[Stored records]
• • • •

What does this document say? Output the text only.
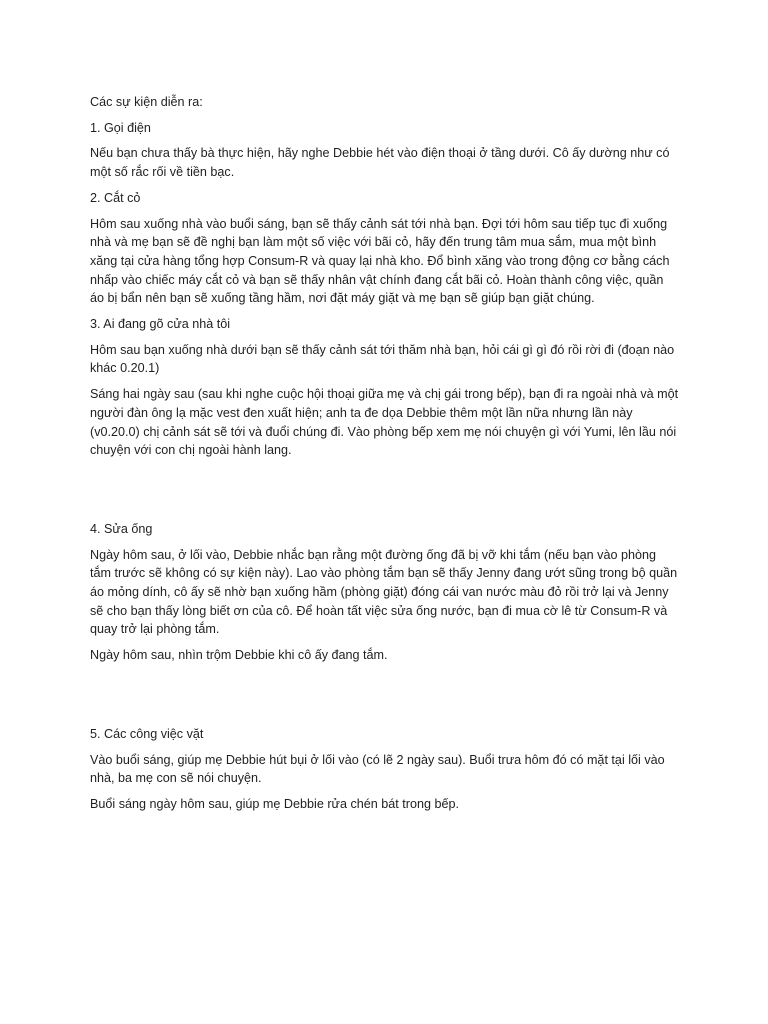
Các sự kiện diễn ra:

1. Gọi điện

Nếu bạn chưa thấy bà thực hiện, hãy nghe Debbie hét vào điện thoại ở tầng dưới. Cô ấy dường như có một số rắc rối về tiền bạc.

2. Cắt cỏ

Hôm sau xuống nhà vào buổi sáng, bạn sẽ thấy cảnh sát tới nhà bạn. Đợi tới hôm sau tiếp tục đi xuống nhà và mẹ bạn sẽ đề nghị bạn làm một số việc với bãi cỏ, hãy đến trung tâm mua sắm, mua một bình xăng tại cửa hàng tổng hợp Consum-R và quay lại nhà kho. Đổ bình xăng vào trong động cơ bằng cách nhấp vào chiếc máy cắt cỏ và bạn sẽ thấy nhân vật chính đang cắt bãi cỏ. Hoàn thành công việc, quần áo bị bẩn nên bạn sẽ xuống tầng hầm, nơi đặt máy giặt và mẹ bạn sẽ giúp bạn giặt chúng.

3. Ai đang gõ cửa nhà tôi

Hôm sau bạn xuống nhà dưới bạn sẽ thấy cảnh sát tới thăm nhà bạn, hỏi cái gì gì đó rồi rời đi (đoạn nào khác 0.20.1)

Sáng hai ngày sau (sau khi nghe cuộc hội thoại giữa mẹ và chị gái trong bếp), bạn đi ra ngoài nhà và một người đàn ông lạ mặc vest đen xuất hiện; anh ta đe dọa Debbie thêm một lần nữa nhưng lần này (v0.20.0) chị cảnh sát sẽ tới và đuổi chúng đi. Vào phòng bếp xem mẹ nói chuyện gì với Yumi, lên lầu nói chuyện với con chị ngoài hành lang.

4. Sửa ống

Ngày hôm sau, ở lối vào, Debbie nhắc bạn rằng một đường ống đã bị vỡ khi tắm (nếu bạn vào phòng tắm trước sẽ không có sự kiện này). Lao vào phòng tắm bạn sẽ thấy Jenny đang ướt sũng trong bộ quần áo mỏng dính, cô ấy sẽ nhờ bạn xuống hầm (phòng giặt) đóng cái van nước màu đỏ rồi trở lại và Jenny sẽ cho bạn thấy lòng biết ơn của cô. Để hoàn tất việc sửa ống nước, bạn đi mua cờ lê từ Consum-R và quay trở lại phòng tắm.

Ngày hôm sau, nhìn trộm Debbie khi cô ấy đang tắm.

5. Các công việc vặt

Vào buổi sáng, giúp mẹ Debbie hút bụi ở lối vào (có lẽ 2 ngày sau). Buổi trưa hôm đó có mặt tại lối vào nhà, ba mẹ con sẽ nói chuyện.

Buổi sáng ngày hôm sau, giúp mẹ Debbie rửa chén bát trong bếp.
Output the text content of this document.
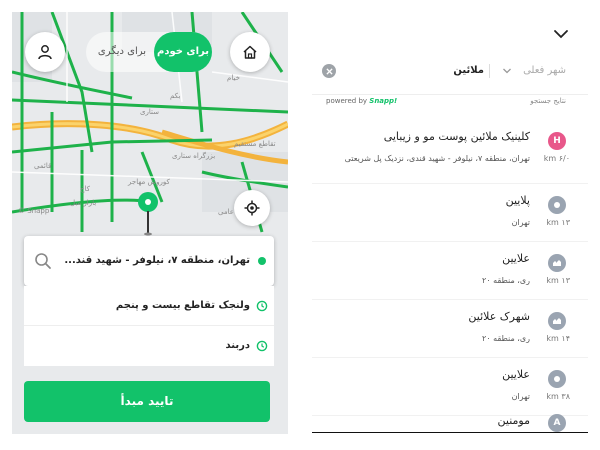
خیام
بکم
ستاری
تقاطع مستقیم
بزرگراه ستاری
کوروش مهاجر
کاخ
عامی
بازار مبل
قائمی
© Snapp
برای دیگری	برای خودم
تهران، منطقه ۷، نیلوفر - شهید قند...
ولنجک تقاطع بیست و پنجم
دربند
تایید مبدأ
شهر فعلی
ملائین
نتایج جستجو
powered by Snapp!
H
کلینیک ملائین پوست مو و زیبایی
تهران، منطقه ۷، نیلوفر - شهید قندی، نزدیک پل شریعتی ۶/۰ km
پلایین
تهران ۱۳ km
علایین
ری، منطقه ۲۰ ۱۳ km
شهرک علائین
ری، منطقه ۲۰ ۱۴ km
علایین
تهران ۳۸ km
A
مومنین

• • • •

■ THE PROBLEM: Copy out all the records exactly, excluding pictures.

■ TASK ANSWER:
What does this document say? Output the text only.
Các sự kiện diễn ra:

1. Gọi điện

Nếu bạn chưa thấy bà thực hiện, hãy nghe Debbie hét vào điện thoại ở tầng dưới. Cô ấy dường như có một số rắc rối về tiền bạc.

2. Cắt cỏ

Hôm sau xuống nhà vào buổi sáng, bạn sẽ thấy cảnh sát tới nhà bạn. Đợi tới hôm sau tiếp tục đi xuống nhà và mẹ bạn sẽ đề nghị bạn làm một số việc với bãi cỏ, hãy đến trung tâm mua sắm, mua một bình xăng tại cửa hàng tổng hợp Consum-R và quay lại nhà kho. Đổ bình xăng vào trong động cơ bằng cách nhấp vào chiếc máy cắt cỏ và bạn sẽ thấy nhân vật chính đang cắt bãi cỏ. Hoàn thành công việc, quần áo bị bẩn nên bạn sẽ xuống tầng hầm, nơi đặt máy giặt và mẹ bạn sẽ giúp bạn giặt chúng.

3. Ai đang gõ cửa nhà tôi

Hôm sau bạn xuống nhà dưới bạn sẽ thấy cảnh sát tới thăm nhà bạn, hỏi cái gì gì đó rồi rời đi (đoạn nào khác 0.20.1)

Sáng hai ngày sau (sau khi nghe cuộc hội thoại giữa mẹ và chị gái trong bếp), bạn đi ra ngoài nhà và một người đàn ông lạ mặc vest đen xuất hiện; anh ta đe dọa Debbie thêm một lần nữa nhưng lần này (v0.20.0) chị cảnh sát sẽ tới và đuổi chúng đi. Vào phòng bếp xem mẹ nói chuyện gì với Yumi, lên lầu nói chuyện với con chị ngoài hành lang.

4. Sửa ống

Ngày hôm sau, ở lối vào, Debbie nhắc bạn rằng một đường ống đã bị vỡ khi tắm (nếu bạn vào phòng tắm trước sẽ không có sự kiện này). Lao vào phòng tắm bạn sẽ thấy Jenny đang ướt sũng trong bộ quần áo mỏng dính, cô ấy sẽ nhờ bạn xuống hầm (phòng giặt) đóng cái van nước màu đỏ rồi trở lại và Jenny sẽ cho bạn thấy lòng biết ơn của cô. Để hoàn tất việc sửa ống nước, bạn đi mua cờ lê từ Consum-R và quay trở lại phòng tắm.

Ngày hôm sau, nhìn trộm Debbie khi cô ấy đang tắm.

5. Các công việc vặt

Vào buổi sáng, giúp mẹ Debbie hút bụi ở lối vào (có lẽ 2 ngày sau). Buổi trưa hôm đó có mặt tại lối vào nhà, ba mẹ con sẽ nói chuyện.

Buổi sáng ngày hôm sau, giúp mẹ Debbie rửa chén bát trong bếp.
Output the text content of this document.
خیام
بکم
ستاری
تقاطع مستقیم
بزرگراه ستاری
کوروش مهاجر
کاخ
عامی
بازار مبل
قائمی
© Snapp
برای دیگری	برای خودم
تهران، منطقه ۷، نیلوفر - شهید قند...
ولنجک تقاطع بیست و پنجم
دربند
تایید مبدأ
شهر فعلی
ملائین
نتایج جستجو
powered by Snapp!
H
کلینیک ملائین پوست مو و زیبایی
تهران، منطقه ۷، نیلوفر - شهید قندی، نزدیک پل شریعتی ۶/۰ km
پلایین
تهران ۱۳ km
علایین
ری، منطقه ۲۰ ۱۳ km
شهرک علائین
ری، منطقه ۲۰ ۱۴ km
علایین
تهران ۳۸ km
A
مومنین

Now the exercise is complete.